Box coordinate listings
((

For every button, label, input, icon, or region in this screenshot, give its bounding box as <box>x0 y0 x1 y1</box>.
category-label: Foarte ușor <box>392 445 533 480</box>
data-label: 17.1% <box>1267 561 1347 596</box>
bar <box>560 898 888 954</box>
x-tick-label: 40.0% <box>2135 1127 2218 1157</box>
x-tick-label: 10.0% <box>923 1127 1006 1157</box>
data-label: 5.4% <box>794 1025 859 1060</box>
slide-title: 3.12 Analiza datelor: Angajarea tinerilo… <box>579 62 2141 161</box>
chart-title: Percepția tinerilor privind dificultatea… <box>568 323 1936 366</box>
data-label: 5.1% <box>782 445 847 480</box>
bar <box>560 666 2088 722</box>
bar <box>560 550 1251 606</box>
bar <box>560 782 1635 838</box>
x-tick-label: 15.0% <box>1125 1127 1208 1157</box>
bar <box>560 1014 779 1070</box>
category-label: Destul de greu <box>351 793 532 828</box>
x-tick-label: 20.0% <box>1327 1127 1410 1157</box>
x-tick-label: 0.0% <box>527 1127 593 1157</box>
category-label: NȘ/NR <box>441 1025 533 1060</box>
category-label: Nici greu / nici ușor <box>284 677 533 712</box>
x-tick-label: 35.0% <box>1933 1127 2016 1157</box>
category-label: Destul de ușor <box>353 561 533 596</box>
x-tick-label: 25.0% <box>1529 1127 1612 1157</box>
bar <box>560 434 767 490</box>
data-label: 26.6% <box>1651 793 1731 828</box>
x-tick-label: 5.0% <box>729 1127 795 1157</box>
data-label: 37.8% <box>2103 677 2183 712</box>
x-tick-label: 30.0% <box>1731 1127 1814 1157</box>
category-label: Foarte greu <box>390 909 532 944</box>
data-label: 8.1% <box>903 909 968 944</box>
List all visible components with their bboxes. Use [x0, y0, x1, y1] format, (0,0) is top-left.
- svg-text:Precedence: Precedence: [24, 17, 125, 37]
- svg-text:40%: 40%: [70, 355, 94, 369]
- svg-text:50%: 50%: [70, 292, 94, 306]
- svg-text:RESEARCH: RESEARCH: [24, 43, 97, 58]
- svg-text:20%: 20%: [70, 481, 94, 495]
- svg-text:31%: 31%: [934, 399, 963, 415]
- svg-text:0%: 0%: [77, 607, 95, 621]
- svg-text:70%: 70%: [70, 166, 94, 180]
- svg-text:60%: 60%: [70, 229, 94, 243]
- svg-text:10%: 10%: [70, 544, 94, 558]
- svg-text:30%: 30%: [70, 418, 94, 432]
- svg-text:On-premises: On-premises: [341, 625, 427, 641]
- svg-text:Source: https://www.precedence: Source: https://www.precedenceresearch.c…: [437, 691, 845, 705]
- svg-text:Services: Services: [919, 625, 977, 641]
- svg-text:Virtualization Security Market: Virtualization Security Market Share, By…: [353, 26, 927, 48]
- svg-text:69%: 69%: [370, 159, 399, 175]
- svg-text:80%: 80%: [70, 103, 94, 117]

))

TASK DESCRIPTION
Please update the lines above, replacing "bounding box" with "enclosing rectangle" and keeping everything else the same.

COMPLETED EXERCISE
For every button, label, input, icon, or region in this screenshot, give its enclosing rectangle as <box>x0 y0 x1 y1</box>.
category-label: Foarte ușor <box>392 445 533 480</box>
data-label: 17.1% <box>1267 561 1347 596</box>
bar <box>560 898 888 954</box>
x-tick-label: 40.0% <box>2135 1127 2218 1157</box>
x-tick-label: 10.0% <box>923 1127 1006 1157</box>
data-label: 5.4% <box>794 1025 859 1060</box>
slide-title: 3.12 Analiza datelor: Angajarea tinerilo… <box>579 62 2141 161</box>
chart-title: Percepția tinerilor privind dificultatea… <box>568 323 1936 366</box>
data-label: 5.1% <box>782 445 847 480</box>
bar <box>560 666 2088 722</box>
bar <box>560 550 1251 606</box>
bar <box>560 782 1635 838</box>
x-tick-label: 15.0% <box>1125 1127 1208 1157</box>
bar <box>560 1014 779 1070</box>
category-label: Destul de greu <box>351 793 532 828</box>
x-tick-label: 20.0% <box>1327 1127 1410 1157</box>
x-tick-label: 0.0% <box>527 1127 593 1157</box>
category-label: NȘ/NR <box>441 1025 533 1060</box>
category-label: Nici greu / nici ușor <box>284 677 533 712</box>
x-tick-label: 35.0% <box>1933 1127 2016 1157</box>
category-label: Destul de ușor <box>353 561 533 596</box>
x-tick-label: 25.0% <box>1529 1127 1612 1157</box>
bar <box>560 434 767 490</box>
data-label: 26.6% <box>1651 793 1731 828</box>
x-tick-label: 5.0% <box>729 1127 795 1157</box>
data-label: 37.8% <box>2103 677 2183 712</box>
x-tick-label: 30.0% <box>1731 1127 1814 1157</box>
category-label: Foarte greu <box>390 909 532 944</box>
data-label: 8.1% <box>903 909 968 944</box>
List all visible components with their bboxes. Use [x0, y0, x1, y1] format, (0,0) is top-left.
- svg-text:Precedence: Precedence: [24, 17, 125, 37]
- svg-text:40%: 40%: [70, 355, 94, 369]
- svg-text:50%: 50%: [70, 292, 94, 306]
- svg-text:RESEARCH: RESEARCH: [24, 43, 97, 58]
- svg-text:20%: 20%: [70, 481, 94, 495]
- svg-text:31%: 31%: [934, 399, 963, 415]
- svg-text:0%: 0%: [77, 607, 95, 621]
- svg-text:70%: 70%: [70, 166, 94, 180]
- svg-text:60%: 60%: [70, 229, 94, 243]
- svg-text:10%: 10%: [70, 544, 94, 558]
- svg-text:30%: 30%: [70, 418, 94, 432]
- svg-text:On-premises: On-premises: [341, 625, 427, 641]
- svg-text:Source: https://www.precedence: Source: https://www.precedenceresearch.c…: [437, 691, 845, 705]
- svg-text:Services: Services: [919, 625, 977, 641]
- svg-text:Virtualization Security Market: Virtualization Security Market Share, By…: [353, 26, 927, 48]
- svg-text:69%: 69%: [370, 159, 399, 175]
- svg-text:80%: 80%: [70, 103, 94, 117]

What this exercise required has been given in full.